* start *

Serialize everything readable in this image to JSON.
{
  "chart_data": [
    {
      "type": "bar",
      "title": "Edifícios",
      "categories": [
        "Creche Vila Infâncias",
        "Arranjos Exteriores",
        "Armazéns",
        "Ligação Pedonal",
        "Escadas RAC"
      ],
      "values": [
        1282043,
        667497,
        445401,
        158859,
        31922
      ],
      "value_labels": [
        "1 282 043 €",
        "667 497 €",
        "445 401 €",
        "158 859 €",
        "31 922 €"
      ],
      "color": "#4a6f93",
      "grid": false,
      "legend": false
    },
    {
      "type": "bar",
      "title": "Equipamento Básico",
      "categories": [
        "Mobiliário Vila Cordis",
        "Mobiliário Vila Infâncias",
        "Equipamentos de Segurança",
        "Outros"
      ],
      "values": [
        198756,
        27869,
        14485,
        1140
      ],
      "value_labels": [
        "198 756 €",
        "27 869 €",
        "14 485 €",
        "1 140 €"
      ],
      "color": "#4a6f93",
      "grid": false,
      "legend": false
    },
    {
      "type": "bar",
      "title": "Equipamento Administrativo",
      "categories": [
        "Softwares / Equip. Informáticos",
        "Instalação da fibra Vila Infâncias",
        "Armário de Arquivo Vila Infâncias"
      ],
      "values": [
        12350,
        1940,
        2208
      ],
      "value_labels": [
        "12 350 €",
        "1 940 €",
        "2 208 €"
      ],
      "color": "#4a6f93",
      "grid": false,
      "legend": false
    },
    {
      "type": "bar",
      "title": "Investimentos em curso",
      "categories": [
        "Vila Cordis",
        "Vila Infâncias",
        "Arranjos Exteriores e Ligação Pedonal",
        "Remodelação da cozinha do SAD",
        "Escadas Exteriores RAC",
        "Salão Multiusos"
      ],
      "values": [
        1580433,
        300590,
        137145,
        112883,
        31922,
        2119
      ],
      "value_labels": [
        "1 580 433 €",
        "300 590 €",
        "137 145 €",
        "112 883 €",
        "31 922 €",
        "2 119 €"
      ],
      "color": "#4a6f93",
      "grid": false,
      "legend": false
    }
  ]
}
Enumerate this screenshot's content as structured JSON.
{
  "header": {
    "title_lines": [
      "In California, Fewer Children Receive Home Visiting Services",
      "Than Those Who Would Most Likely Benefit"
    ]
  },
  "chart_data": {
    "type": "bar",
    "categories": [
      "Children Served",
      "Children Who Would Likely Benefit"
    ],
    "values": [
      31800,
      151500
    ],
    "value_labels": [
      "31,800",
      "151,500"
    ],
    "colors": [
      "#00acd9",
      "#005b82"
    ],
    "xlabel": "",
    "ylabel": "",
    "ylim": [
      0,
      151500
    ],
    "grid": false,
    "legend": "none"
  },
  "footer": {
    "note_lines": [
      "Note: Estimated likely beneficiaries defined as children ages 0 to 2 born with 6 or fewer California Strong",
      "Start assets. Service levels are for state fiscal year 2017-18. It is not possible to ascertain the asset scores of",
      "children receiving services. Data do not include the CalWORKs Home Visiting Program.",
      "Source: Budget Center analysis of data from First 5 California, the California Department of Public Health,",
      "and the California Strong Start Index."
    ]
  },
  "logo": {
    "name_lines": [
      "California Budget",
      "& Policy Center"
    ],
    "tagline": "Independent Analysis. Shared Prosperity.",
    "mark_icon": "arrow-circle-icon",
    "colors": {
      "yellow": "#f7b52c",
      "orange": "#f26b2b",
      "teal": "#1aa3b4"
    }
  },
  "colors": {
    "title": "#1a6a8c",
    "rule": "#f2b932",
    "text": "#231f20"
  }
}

* end *

**Written problem:** Copy every line of the records word for word.

**Correct result:**
Serialize everything readable in this image to JSON.
{
  "chart_data": [
    {
      "type": "bar",
      "title": "Edifícios",
      "categories": [
        "Creche Vila Infâncias",
        "Arranjos Exteriores",
        "Armazéns",
        "Ligação Pedonal",
        "Escadas RAC"
      ],
      "values": [
        1282043,
        667497,
        445401,
        158859,
        31922
      ],
      "value_labels": [
        "1 282 043 €",
        "667 497 €",
        "445 401 €",
        "158 859 €",
        "31 922 €"
      ],
      "color": "#4a6f93",
      "grid": false,
      "legend": false
    },
    {
      "type": "bar",
      "title": "Equipamento Básico",
      "categories": [
        "Mobiliário Vila Cordis",
        "Mobiliário Vila Infâncias",
        "Equipamentos de Segurança",
        "Outros"
      ],
      "values": [
        198756,
        27869,
        14485,
        1140
      ],
      "value_labels": [
        "198 756 €",
        "27 869 €",
        "14 485 €",
        "1 140 €"
      ],
      "color": "#4a6f93",
      "grid": false,
      "legend": false
    },
    {
      "type": "bar",
      "title": "Equipamento Administrativo",
      "categories": [
        "Softwares / Equip. Informáticos",
        "Instalação da fibra Vila Infâncias",
        "Armário de Arquivo Vila Infâncias"
      ],
      "values": [
        12350,
        1940,
        2208
      ],
      "value_labels": [
        "12 350 €",
        "1 940 €",
        "2 208 €"
      ],
      "color": "#4a6f93",
      "grid": false,
      "legend": false
    },
    {
      "type": "bar",
      "title": "Investimentos em curso",
      "categories": [
        "Vila Cordis",
        "Vila Infâncias",
        "Arranjos Exteriores e Ligação Pedonal",
        "Remodelação da cozinha do SAD",
        "Escadas Exteriores RAC",
        "Salão Multiusos"
      ],
      "values": [
        1580433,
        300590,
        137145,
        112883,
        31922,
        2119
      ],
      "value_labels": [
        "1 580 433 €",
        "300 590 €",
        "137 145 €",
        "112 883 €",
        "31 922 €",
        "2 119 €"
      ],
      "color": "#4a6f93",
      "grid": false,
      "legend": false
    }
  ]
}
Enumerate this screenshot's content as structured JSON.
{
  "header": {
    "title_lines": [
      "In California, Fewer Children Receive Home Visiting Services",
      "Than Those Who Would Most Likely Benefit"
    ]
  },
  "chart_data": {
    "type": "bar",
    "categories": [
      "Children Served",
      "Children Who Would Likely Benefit"
    ],
    "values": [
      31800,
      151500
    ],
    "value_labels": [
      "31,800",
      "151,500"
    ],
    "colors": [
      "#00acd9",
      "#005b82"
    ],
    "xlabel": "",
    "ylabel": "",
    "ylim": [
      0,
      151500
    ],
    "grid": false,
    "legend": "none"
  },
  "footer": {
    "note_lines": [
      "Note: Estimated likely beneficiaries defined as children ages 0 to 2 born with 6 or fewer California Strong",
      "Start assets. Service levels are for state fiscal year 2017-18. It is not possible to ascertain the asset scores of",
      "children receiving services. Data do not include the CalWORKs Home Visiting Program.",
      "Source: Budget Center analysis of data from First 5 California, the California Department of Public Health,",
      "and the California Strong Start Index."
    ]
  },
  "logo": {
    "name_lines": [
      "California Budget",
      "& Policy Center"
    ],
    "tagline": "Independent Analysis. Shared Prosperity.",
    "mark_icon": "arrow-circle-icon",
    "colors": {
      "yellow": "#f7b52c",
      "orange": "#f26b2b",
      "teal": "#1aa3b4"
    }
  },
  "colors": {
    "title": "#1a6a8c",
    "rule": "#f2b932",
    "text": "#231f20"
  }
}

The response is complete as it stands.